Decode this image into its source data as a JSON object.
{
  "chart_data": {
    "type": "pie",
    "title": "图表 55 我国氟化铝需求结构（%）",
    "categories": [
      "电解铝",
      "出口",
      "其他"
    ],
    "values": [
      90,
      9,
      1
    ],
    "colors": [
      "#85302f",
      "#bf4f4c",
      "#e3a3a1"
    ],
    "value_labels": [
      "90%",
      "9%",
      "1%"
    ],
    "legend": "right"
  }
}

_ _ _ _

» WHAT TO PRODUCE:
Repeat each entry word for word.

» OUTPUT:
Decode this image into its source data as a JSON object.
{
  "chart_data": {
    "type": "pie",
    "title": "图表 55 我国氟化铝需求结构（%）",
    "categories": [
      "电解铝",
      "出口",
      "其他"
    ],
    "values": [
      90,
      9,
      1
    ],
    "colors": [
      "#85302f",
      "#bf4f4c",
      "#e3a3a1"
    ],
    "value_labels": [
      "90%",
      "9%",
      "1%"
    ],
    "legend": "right"
  }
}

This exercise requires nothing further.